▶ TASK DETAILS: Write the records out again, precisely as they stand.

begin LISTED RECORDS

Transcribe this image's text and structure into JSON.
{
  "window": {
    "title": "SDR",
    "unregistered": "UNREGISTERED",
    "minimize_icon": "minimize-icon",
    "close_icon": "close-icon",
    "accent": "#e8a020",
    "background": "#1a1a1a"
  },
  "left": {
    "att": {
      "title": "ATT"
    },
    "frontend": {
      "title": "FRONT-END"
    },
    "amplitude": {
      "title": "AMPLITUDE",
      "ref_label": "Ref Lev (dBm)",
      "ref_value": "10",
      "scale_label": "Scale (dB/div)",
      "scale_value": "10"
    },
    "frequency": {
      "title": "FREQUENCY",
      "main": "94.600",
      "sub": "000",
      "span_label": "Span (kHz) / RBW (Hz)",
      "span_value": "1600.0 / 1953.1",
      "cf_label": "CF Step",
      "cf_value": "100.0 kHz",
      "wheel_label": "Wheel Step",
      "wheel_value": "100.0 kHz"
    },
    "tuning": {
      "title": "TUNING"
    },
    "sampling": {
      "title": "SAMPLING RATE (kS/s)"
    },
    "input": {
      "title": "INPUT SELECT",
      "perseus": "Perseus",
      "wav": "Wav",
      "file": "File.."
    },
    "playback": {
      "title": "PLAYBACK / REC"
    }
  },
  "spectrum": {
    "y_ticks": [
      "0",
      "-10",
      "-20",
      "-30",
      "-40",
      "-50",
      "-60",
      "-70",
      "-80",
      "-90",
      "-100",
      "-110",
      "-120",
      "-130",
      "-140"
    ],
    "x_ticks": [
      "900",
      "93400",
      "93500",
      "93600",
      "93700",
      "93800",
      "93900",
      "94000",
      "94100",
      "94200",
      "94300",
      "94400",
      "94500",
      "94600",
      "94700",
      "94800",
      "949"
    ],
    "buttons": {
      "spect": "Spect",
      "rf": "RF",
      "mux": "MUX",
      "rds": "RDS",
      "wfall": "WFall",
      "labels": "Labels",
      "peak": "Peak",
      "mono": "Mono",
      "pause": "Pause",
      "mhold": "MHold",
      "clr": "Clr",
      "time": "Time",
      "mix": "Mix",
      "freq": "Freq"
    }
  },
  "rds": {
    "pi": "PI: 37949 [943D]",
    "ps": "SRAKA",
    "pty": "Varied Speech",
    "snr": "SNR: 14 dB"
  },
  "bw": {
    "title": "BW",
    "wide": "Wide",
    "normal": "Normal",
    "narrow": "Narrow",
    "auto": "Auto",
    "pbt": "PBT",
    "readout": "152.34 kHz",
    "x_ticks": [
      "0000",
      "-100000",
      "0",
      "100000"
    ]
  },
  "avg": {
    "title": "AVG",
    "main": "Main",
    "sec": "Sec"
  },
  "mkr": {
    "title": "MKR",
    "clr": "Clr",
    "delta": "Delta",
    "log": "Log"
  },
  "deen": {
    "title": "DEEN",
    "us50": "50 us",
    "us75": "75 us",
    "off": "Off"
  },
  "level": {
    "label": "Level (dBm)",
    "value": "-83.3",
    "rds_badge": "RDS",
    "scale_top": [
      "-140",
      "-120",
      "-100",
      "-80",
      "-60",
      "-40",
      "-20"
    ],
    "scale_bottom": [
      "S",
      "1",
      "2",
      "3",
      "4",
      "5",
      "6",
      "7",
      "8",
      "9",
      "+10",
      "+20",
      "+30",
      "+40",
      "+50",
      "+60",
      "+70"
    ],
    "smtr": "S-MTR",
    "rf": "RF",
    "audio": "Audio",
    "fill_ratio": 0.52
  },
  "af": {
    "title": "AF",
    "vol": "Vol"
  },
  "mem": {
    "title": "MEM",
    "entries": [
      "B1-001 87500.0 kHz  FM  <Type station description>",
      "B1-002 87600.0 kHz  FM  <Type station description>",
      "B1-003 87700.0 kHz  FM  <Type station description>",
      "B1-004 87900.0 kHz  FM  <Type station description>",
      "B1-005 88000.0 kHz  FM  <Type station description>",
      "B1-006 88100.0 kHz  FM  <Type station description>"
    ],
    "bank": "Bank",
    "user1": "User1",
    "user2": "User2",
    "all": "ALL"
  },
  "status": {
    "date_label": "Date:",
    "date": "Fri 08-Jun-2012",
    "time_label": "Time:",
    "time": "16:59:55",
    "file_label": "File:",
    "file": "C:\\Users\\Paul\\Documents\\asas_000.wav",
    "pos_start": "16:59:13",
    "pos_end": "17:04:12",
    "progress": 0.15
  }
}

end LISTED RECORDS

▶ RESPONSE FOR THIS EXERCISE:
Transcribe this image's text and structure into JSON.
{
  "window": {
    "title": "SDR",
    "unregistered": "UNREGISTERED",
    "minimize_icon": "minimize-icon",
    "close_icon": "close-icon",
    "accent": "#e8a020",
    "background": "#1a1a1a"
  },
  "left": {
    "att": {
      "title": "ATT"
    },
    "frontend": {
      "title": "FRONT-END"
    },
    "amplitude": {
      "title": "AMPLITUDE",
      "ref_label": "Ref Lev (dBm)",
      "ref_value": "10",
      "scale_label": "Scale (dB/div)",
      "scale_value": "10"
    },
    "frequency": {
      "title": "FREQUENCY",
      "main": "94.600",
      "sub": "000",
      "span_label": "Span (kHz) / RBW (Hz)",
      "span_value": "1600.0 / 1953.1",
      "cf_label": "CF Step",
      "cf_value": "100.0 kHz",
      "wheel_label": "Wheel Step",
      "wheel_value": "100.0 kHz"
    },
    "tuning": {
      "title": "TUNING"
    },
    "sampling": {
      "title": "SAMPLING RATE (kS/s)"
    },
    "input": {
      "title": "INPUT SELECT",
      "perseus": "Perseus",
      "wav": "Wav",
      "file": "File.."
    },
    "playback": {
      "title": "PLAYBACK / REC"
    }
  },
  "spectrum": {
    "y_ticks": [
      "0",
      "-10",
      "-20",
      "-30",
      "-40",
      "-50",
      "-60",
      "-70",
      "-80",
      "-90",
      "-100",
      "-110",
      "-120",
      "-130",
      "-140"
    ],
    "x_ticks": [
      "900",
      "93400",
      "93500",
      "93600",
      "93700",
      "93800",
      "93900",
      "94000",
      "94100",
      "94200",
      "94300",
      "94400",
      "94500",
      "94600",
      "94700",
      "94800",
      "949"
    ],
    "buttons": {
      "spect": "Spect",
      "rf": "RF",
      "mux": "MUX",
      "rds": "RDS",
      "wfall": "WFall",
      "labels": "Labels",
      "peak": "Peak",
      "mono": "Mono",
      "pause": "Pause",
      "mhold": "MHold",
      "clr": "Clr",
      "time": "Time",
      "mix": "Mix",
      "freq": "Freq"
    }
  },
  "rds": {
    "pi": "PI: 37949 [943D]",
    "ps": "SRAKA",
    "pty": "Varied Speech",
    "snr": "SNR: 14 dB"
  },
  "bw": {
    "title": "BW",
    "wide": "Wide",
    "normal": "Normal",
    "narrow": "Narrow",
    "auto": "Auto",
    "pbt": "PBT",
    "readout": "152.34 kHz",
    "x_ticks": [
      "0000",
      "-100000",
      "0",
      "100000"
    ]
  },
  "avg": {
    "title": "AVG",
    "main": "Main",
    "sec": "Sec"
  },
  "mkr": {
    "title": "MKR",
    "clr": "Clr",
    "delta": "Delta",
    "log": "Log"
  },
  "deen": {
    "title": "DEEN",
    "us50": "50 us",
    "us75": "75 us",
    "off": "Off"
  },
  "level": {
    "label": "Level (dBm)",
    "value": "-83.3",
    "rds_badge": "RDS",
    "scale_top": [
      "-140",
      "-120",
      "-100",
      "-80",
      "-60",
      "-40",
      "-20"
    ],
    "scale_bottom": [
      "S",
      "1",
      "2",
      "3",
      "4",
      "5",
      "6",
      "7",
      "8",
      "9",
      "+10",
      "+20",
      "+30",
      "+40",
      "+50",
      "+60",
      "+70"
    ],
    "smtr": "S-MTR",
    "rf": "RF",
    "audio": "Audio",
    "fill_ratio": 0.52
  },
  "af": {
    "title": "AF",
    "vol": "Vol"
  },
  "mem": {
    "title": "MEM",
    "entries": [
      "B1-001 87500.0 kHz  FM  <Type station description>",
      "B1-002 87600.0 kHz  FM  <Type station description>",
      "B1-003 87700.0 kHz  FM  <Type station description>",
      "B1-004 87900.0 kHz  FM  <Type station description>",
      "B1-005 88000.0 kHz  FM  <Type station description>",
      "B1-006 88100.0 kHz  FM  <Type station description>"
    ],
    "bank": "Bank",
    "user1": "User1",
    "user2": "User2",
    "all": "ALL"
  },
  "status": {
    "date_label": "Date:",
    "date": "Fri 08-Jun-2012",
    "time_label": "Time:",
    "time": "16:59:55",
    "file_label": "File:",
    "file": "C:\\Users\\Paul\\Documents\\asas_000.wav",
    "pos_start": "16:59:13",
    "pos_end": "17:04:12",
    "progress": 0.15
  }
}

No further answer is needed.